»»

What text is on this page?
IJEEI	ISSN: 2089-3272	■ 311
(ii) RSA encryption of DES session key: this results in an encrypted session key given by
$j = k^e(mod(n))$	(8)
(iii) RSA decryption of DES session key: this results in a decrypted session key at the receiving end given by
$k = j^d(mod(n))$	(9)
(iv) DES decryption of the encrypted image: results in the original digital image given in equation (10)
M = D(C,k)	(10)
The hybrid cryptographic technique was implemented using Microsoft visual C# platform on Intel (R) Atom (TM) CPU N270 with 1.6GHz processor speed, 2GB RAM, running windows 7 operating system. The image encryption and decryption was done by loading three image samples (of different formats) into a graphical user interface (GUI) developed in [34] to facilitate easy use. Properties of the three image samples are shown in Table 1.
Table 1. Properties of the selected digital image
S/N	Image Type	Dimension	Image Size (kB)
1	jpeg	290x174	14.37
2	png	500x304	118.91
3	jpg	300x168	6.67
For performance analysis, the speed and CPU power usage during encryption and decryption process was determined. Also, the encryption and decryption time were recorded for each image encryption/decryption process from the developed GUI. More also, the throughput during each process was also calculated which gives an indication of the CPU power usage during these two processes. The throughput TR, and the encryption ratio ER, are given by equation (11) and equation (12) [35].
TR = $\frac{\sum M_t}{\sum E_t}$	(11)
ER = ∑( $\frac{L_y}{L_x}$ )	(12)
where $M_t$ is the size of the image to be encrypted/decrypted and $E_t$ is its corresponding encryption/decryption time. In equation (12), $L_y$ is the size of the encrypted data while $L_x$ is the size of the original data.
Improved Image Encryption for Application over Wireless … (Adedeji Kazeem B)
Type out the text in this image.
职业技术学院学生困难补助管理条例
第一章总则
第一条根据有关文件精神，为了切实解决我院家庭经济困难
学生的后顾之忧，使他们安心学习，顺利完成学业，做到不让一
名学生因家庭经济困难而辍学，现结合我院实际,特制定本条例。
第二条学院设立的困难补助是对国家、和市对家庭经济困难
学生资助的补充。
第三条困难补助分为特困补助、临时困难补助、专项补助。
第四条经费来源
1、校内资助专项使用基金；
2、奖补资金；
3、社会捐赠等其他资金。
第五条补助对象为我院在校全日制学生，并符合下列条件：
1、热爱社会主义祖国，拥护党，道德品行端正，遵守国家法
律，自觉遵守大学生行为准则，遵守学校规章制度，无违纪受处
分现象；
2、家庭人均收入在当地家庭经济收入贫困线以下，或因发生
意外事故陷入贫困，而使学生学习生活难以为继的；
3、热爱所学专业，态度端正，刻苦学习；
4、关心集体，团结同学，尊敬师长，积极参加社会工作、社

««

## [Job]
Return exactly, and only, the line containing "Type out the text in this image." and every line after it through the end of the material.

## [Answer in full]
Type out the text in this image.
职业技术学院学生困难补助管理条例
第一章总则
第一条根据有关文件精神，为了切实解决我院家庭经济困难
学生的后顾之忧，使他们安心学习，顺利完成学业，做到不让一
名学生因家庭经济困难而辍学，现结合我院实际,特制定本条例。
第二条学院设立的困难补助是对国家、和市对家庭经济困难
学生资助的补充。
第三条困难补助分为特困补助、临时困难补助、专项补助。
第四条经费来源
1、校内资助专项使用基金；
2、奖补资金；
3、社会捐赠等其他资金。
第五条补助对象为我院在校全日制学生，并符合下列条件：
1、热爱社会主义祖国，拥护党，道德品行端正，遵守国家法
律，自觉遵守大学生行为准则，遵守学校规章制度，无违纪受处
分现象；
2、家庭人均收入在当地家庭经济收入贫困线以下，或因发生
意外事故陷入贫困，而使学生学习生活难以为继的；
3、热爱所学专业，态度端正，刻苦学习；
4、关心集体，团结同学，尊敬师长，积极参加社会工作、社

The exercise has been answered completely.